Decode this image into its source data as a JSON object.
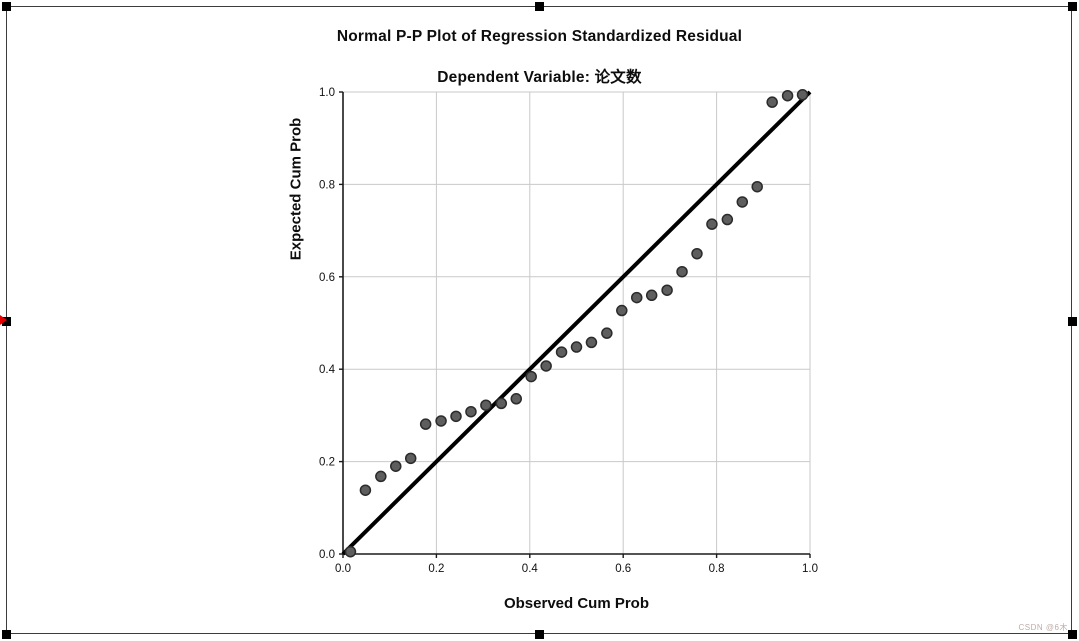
{
  "selection_frame": {
    "border_color": "#3c3c3c",
    "handle_color": "#000000",
    "marker_color": "#e00000",
    "handles": [
      "top-left",
      "top-center",
      "top-right",
      "middle-left",
      "middle-right",
      "bottom-left",
      "bottom-center",
      "bottom-right"
    ]
  },
  "watermark": {
    "text": "CSDN @6木",
    "color": "#bdaca7"
  },
  "chart_data": {
    "type": "scatter",
    "title": "Normal P-P Plot of Regression Standardized Residual",
    "subtitle": "Dependent Variable: 论文数",
    "xlabel": "Observed Cum Prob",
    "ylabel": "Expected Cum Prob",
    "xlim": [
      0,
      1
    ],
    "ylim": [
      0,
      1
    ],
    "x_tick_labels": [
      "0.0",
      "0.2",
      "0.4",
      "0.6",
      "0.8",
      "1.0"
    ],
    "y_tick_labels": [
      "0.0",
      "0.2",
      "0.4",
      "0.6",
      "0.8",
      "1.0"
    ],
    "tick_values": [
      0,
      0.2,
      0.4,
      0.6,
      0.8,
      1.0
    ],
    "grid": true,
    "grid_color": "#c9c9c9",
    "axis_color": "#1a1a1a",
    "reference_line": {
      "from": [
        0,
        0
      ],
      "to": [
        1,
        1
      ],
      "color": "#000000",
      "width": 4
    },
    "marker": {
      "fill": "#5e5e5e",
      "stroke": "#2b2b2b",
      "radius": 5
    },
    "points": [
      [
        0.016,
        0.005
      ],
      [
        0.048,
        0.138
      ],
      [
        0.081,
        0.168
      ],
      [
        0.113,
        0.19
      ],
      [
        0.145,
        0.207
      ],
      [
        0.177,
        0.281
      ],
      [
        0.21,
        0.288
      ],
      [
        0.242,
        0.298
      ],
      [
        0.274,
        0.308
      ],
      [
        0.306,
        0.322
      ],
      [
        0.339,
        0.326
      ],
      [
        0.371,
        0.336
      ],
      [
        0.403,
        0.384
      ],
      [
        0.435,
        0.407
      ],
      [
        0.468,
        0.437
      ],
      [
        0.5,
        0.448
      ],
      [
        0.532,
        0.458
      ],
      [
        0.565,
        0.478
      ],
      [
        0.597,
        0.527
      ],
      [
        0.629,
        0.555
      ],
      [
        0.661,
        0.56
      ],
      [
        0.694,
        0.571
      ],
      [
        0.726,
        0.611
      ],
      [
        0.758,
        0.65
      ],
      [
        0.79,
        0.714
      ],
      [
        0.823,
        0.724
      ],
      [
        0.855,
        0.762
      ],
      [
        0.887,
        0.795
      ],
      [
        0.919,
        0.978
      ],
      [
        0.952,
        0.992
      ],
      [
        0.984,
        0.994
      ]
    ]
  }
}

+---+

• Your task: Return the material word for word. Pictures are not part of the copy.

• Output below:
Decode this image into its source data as a JSON object.
{
  "selection_frame": {
    "border_color": "#3c3c3c",
    "handle_color": "#000000",
    "marker_color": "#e00000",
    "handles": [
      "top-left",
      "top-center",
      "top-right",
      "middle-left",
      "middle-right",
      "bottom-left",
      "bottom-center",
      "bottom-right"
    ]
  },
  "watermark": {
    "text": "CSDN @6木",
    "color": "#bdaca7"
  },
  "chart_data": {
    "type": "scatter",
    "title": "Normal P-P Plot of Regression Standardized Residual",
    "subtitle": "Dependent Variable: 论文数",
    "xlabel": "Observed Cum Prob",
    "ylabel": "Expected Cum Prob",
    "xlim": [
      0,
      1
    ],
    "ylim": [
      0,
      1
    ],
    "x_tick_labels": [
      "0.0",
      "0.2",
      "0.4",
      "0.6",
      "0.8",
      "1.0"
    ],
    "y_tick_labels": [
      "0.0",
      "0.2",
      "0.4",
      "0.6",
      "0.8",
      "1.0"
    ],
    "tick_values": [
      0,
      0.2,
      0.4,
      0.6,
      0.8,
      1.0
    ],
    "grid": true,
    "grid_color": "#c9c9c9",
    "axis_color": "#1a1a1a",
    "reference_line": {
      "from": [
        0,
        0
      ],
      "to": [
        1,
        1
      ],
      "color": "#000000",
      "width": 4
    },
    "marker": {
      "fill": "#5e5e5e",
      "stroke": "#2b2b2b",
      "radius": 5
    },
    "points": [
      [
        0.016,
        0.005
      ],
      [
        0.048,
        0.138
      ],
      [
        0.081,
        0.168
      ],
      [
        0.113,
        0.19
      ],
      [
        0.145,
        0.207
      ],
      [
        0.177,
        0.281
      ],
      [
        0.21,
        0.288
      ],
      [
        0.242,
        0.298
      ],
      [
        0.274,
        0.308
      ],
      [
        0.306,
        0.322
      ],
      [
        0.339,
        0.326
      ],
      [
        0.371,
        0.336
      ],
      [
        0.403,
        0.384
      ],
      [
        0.435,
        0.407
      ],
      [
        0.468,
        0.437
      ],
      [
        0.5,
        0.448
      ],
      [
        0.532,
        0.458
      ],
      [
        0.565,
        0.478
      ],
      [
        0.597,
        0.527
      ],
      [
        0.629,
        0.555
      ],
      [
        0.661,
        0.56
      ],
      [
        0.694,
        0.571
      ],
      [
        0.726,
        0.611
      ],
      [
        0.758,
        0.65
      ],
      [
        0.79,
        0.714
      ],
      [
        0.823,
        0.724
      ],
      [
        0.855,
        0.762
      ],
      [
        0.887,
        0.795
      ],
      [
        0.919,
        0.978
      ],
      [
        0.952,
        0.992
      ],
      [
        0.984,
        0.994
      ]
    ]
  }
}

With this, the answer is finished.